TEXTO DE ORIGEM »
* * * *
Leve, conciso e muito revelador: assim é o episódio do podcast Calma, Gente Horrível sobre maternidade compulsória (disponível abaixo), que se encaixa nesta coluna de cultura e maternidade – e que geralmente fala de produtos culturais para os pequenos –, por que pais e mães precisam refletir sobre seu lugar no mundo, na sociedade, no jogo desigual do patriarcado e o quanto isso impacta sua atuação com as crianças.
Eu nunca fui muito afeita às crianças ou tive muito traquejo com elas. Em geral, qualquer interação minha com os pequenos gerava choro (de ambas as partes) e eu nunca tinha trocado uma fralda até ter minha própria filha.
Eu amo minhas filhas e as oportunidades que a maternidade me trouxe. Foi só depois delas que aprendi a olhar para as crianças como os indivíduos que são (que merecem respeito, direitos, liberdade, educação, solidez emocional para se desenvolverem).
Senti na pele e aprendi a ver as mães como seres solitários e abandonados nas suas tarefas com as crianças, afinal, as famílias inteiras enxergam esse momento, de certo modo, como se tivesse um véu diante dos olhos de todos.
Esse véu torna a maternidade e a infância como se fosse tudo nebuloso e distante, pois não temos real contato com a forma como chegamos ao mundo, vamos jogando para debaixo do tapete as sujeiras da infância e todos estamos envoltos nessa névoa que tem muito consumismo, muito marketing, muita personagem de rede social e pouca vida real, pouco apoio, pouco ombro amigo.
* * * *
TAREFAS »
1. Repita o trecho do texto sobre maternidade entre "Esse véu torna" e "pouco ombro amigo.", inclusive.
2. Segundo o texto sobre maternidade, quais são todas as coisas que as crianças merecem?
3. Qual é o nome do podcast citado no texto sobre maternidade?

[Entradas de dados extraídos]
* * * *
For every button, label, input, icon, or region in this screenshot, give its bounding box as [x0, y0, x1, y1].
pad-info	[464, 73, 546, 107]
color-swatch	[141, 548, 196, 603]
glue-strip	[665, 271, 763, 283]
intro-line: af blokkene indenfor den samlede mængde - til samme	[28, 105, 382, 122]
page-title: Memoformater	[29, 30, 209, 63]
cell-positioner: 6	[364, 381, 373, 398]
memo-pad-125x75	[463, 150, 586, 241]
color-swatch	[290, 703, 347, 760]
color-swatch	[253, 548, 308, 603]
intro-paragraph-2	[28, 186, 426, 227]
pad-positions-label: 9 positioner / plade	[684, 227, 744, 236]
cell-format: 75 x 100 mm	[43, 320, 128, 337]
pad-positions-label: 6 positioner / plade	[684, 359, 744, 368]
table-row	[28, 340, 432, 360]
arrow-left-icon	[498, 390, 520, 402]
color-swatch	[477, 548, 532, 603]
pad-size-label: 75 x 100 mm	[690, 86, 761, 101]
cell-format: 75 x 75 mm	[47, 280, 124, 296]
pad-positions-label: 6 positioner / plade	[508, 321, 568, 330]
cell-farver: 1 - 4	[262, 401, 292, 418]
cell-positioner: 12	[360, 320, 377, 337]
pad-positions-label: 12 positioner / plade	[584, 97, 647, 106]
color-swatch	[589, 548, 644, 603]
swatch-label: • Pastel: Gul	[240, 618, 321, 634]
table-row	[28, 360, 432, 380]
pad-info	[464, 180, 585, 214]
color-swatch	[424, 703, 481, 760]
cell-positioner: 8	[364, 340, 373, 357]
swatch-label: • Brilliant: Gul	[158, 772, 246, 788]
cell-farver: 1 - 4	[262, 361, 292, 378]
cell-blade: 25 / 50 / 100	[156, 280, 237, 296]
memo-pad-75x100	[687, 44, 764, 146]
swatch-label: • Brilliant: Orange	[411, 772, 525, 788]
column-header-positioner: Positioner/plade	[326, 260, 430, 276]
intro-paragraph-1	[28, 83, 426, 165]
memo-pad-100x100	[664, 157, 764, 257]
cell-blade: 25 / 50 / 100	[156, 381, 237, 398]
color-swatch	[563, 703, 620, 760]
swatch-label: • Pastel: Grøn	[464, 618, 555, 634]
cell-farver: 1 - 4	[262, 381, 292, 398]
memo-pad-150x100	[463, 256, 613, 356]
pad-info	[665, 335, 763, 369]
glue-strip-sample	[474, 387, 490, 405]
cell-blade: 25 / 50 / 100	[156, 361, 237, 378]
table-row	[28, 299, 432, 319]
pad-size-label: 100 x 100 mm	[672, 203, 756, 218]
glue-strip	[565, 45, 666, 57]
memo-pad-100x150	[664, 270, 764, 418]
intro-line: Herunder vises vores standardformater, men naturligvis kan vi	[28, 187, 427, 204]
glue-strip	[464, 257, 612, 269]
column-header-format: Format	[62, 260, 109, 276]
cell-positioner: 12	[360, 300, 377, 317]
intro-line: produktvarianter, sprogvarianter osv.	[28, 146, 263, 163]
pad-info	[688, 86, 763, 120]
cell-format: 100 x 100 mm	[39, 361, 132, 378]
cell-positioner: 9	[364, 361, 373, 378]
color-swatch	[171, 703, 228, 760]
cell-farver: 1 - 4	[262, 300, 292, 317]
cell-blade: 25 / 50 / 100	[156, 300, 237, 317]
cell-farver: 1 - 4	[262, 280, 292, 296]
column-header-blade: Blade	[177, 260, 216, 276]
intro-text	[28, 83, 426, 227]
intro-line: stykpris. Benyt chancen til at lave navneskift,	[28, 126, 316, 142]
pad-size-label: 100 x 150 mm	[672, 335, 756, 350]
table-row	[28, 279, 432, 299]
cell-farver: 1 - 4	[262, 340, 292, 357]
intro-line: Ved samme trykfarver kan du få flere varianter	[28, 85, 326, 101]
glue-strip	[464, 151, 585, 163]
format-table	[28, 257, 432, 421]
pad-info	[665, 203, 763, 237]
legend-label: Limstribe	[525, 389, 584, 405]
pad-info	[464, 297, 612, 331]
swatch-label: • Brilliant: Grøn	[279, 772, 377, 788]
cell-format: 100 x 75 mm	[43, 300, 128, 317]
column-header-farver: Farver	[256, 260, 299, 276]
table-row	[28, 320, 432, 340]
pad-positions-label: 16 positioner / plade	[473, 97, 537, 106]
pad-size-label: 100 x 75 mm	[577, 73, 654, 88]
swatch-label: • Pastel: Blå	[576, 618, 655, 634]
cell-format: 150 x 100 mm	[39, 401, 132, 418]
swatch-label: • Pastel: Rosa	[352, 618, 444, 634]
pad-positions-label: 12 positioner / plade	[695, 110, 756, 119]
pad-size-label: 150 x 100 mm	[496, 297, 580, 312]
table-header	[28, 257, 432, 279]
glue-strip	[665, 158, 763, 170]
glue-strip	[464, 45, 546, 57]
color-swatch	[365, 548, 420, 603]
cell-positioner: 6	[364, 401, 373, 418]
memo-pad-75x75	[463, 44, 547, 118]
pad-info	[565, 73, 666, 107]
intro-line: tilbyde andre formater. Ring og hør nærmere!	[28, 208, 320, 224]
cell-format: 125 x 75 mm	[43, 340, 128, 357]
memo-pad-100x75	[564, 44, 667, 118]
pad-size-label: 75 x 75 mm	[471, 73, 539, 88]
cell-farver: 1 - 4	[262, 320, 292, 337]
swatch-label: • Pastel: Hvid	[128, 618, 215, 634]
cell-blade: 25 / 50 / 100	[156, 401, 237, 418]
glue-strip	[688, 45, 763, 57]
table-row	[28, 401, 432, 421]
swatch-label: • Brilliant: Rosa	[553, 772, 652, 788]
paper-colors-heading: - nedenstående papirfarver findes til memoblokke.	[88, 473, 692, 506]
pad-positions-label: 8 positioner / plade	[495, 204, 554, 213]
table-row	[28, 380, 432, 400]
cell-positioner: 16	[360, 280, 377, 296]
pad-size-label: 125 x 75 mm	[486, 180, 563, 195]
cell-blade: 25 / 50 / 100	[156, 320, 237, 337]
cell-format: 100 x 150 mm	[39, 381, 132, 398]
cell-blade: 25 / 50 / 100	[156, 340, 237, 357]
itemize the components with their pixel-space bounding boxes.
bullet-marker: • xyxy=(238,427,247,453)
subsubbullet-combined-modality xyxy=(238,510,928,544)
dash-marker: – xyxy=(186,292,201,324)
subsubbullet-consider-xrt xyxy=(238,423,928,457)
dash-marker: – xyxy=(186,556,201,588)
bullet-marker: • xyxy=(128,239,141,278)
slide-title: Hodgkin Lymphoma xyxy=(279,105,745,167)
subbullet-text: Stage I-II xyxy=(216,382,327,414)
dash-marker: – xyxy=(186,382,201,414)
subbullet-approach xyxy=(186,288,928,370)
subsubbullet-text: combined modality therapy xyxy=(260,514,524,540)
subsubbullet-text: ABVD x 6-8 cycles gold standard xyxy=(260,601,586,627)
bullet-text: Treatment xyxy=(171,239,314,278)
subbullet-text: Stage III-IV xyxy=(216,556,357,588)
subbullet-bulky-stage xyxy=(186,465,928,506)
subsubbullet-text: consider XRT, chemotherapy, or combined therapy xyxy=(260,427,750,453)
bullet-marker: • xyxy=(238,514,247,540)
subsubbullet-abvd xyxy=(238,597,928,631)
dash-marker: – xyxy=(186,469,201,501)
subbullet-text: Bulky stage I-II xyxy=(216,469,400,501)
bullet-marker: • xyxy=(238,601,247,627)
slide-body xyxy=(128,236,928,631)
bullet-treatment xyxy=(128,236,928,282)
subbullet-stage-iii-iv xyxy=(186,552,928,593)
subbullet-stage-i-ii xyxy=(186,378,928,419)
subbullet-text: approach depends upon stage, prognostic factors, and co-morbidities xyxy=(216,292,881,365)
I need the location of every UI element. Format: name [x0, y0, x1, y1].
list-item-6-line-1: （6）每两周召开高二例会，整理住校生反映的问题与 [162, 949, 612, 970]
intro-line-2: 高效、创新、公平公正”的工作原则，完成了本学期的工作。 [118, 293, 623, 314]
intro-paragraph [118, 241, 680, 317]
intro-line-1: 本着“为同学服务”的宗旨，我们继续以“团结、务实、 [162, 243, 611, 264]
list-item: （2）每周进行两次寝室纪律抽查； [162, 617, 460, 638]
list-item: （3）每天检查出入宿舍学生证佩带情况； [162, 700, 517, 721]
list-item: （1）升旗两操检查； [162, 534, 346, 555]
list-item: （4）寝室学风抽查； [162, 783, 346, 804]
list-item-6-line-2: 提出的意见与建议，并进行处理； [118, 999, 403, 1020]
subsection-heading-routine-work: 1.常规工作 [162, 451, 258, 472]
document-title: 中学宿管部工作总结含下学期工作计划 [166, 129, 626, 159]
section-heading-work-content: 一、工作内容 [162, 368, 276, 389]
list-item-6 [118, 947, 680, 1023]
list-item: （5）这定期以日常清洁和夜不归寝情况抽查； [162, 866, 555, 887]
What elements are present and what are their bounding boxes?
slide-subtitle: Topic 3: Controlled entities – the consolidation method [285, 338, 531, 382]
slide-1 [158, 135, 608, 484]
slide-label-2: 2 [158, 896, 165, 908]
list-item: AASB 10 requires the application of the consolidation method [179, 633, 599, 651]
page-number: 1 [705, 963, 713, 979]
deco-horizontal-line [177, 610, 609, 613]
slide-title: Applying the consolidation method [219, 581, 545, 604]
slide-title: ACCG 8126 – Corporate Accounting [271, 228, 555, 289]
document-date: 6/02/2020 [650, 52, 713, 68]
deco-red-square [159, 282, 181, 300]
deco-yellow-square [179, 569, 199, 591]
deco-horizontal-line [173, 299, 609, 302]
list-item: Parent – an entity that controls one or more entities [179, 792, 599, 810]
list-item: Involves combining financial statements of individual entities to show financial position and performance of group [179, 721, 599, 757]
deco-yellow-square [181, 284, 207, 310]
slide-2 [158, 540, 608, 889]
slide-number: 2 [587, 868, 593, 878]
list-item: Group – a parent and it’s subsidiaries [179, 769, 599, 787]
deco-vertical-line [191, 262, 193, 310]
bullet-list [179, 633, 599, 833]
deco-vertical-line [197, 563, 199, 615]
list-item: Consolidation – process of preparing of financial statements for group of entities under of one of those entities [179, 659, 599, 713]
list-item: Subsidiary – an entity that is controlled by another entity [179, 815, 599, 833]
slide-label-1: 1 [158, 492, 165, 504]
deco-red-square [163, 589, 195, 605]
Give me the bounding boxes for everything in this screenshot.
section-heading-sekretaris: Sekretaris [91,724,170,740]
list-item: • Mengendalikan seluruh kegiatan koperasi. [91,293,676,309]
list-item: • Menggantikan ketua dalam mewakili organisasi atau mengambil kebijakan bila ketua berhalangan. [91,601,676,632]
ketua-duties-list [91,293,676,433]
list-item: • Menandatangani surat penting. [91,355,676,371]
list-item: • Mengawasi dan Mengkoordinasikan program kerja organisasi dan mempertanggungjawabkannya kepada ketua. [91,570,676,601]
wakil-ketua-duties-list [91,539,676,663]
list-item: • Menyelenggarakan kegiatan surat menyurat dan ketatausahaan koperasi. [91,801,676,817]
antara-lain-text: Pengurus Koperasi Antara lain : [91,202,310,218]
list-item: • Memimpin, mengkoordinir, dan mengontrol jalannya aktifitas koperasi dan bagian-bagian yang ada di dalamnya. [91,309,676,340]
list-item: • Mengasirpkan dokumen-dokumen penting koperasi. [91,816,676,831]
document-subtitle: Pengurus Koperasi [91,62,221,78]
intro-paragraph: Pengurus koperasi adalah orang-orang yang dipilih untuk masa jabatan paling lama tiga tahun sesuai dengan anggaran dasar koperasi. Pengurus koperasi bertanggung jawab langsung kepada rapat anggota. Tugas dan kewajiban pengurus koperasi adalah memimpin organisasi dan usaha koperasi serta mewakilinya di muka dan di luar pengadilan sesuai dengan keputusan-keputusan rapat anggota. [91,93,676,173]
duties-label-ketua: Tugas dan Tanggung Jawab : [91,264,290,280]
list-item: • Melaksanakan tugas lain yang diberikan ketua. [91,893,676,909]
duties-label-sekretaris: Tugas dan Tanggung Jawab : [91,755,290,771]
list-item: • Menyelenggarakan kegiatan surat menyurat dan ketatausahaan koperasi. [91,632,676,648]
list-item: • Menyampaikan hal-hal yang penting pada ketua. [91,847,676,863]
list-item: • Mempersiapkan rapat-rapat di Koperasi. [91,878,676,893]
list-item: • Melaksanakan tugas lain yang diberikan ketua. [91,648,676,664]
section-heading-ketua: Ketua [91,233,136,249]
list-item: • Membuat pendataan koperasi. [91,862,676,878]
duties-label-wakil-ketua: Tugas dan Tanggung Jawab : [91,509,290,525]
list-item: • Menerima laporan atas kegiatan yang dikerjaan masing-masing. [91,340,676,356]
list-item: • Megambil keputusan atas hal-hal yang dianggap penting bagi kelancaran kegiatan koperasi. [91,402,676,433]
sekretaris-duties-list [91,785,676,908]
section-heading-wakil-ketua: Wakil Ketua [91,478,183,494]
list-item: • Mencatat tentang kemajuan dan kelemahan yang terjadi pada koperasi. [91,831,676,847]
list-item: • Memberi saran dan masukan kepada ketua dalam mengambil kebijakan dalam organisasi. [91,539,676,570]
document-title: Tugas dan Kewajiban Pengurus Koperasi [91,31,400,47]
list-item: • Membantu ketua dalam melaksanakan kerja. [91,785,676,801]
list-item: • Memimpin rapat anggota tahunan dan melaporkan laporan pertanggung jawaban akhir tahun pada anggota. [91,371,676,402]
* * * *
RESPOSTAS »
1.
Esse véu torna a maternidade e a infância como se fosse tudo nebuloso e distante, pois não temos real contato com a forma como chegamos ao mundo, vamos jogando para debaixo do tapete as sujeiras da infância e todos estamos envoltos nessa névoa que tem muito consumismo, muito marketing, muita personagem de rede social e pouca vida real, pouco apoio, pouco ombro amigo.

2. Respeito, direitos, liberdade, educação e solidez emocional para se desenvolverem.

3. Calma, Gente Horrível.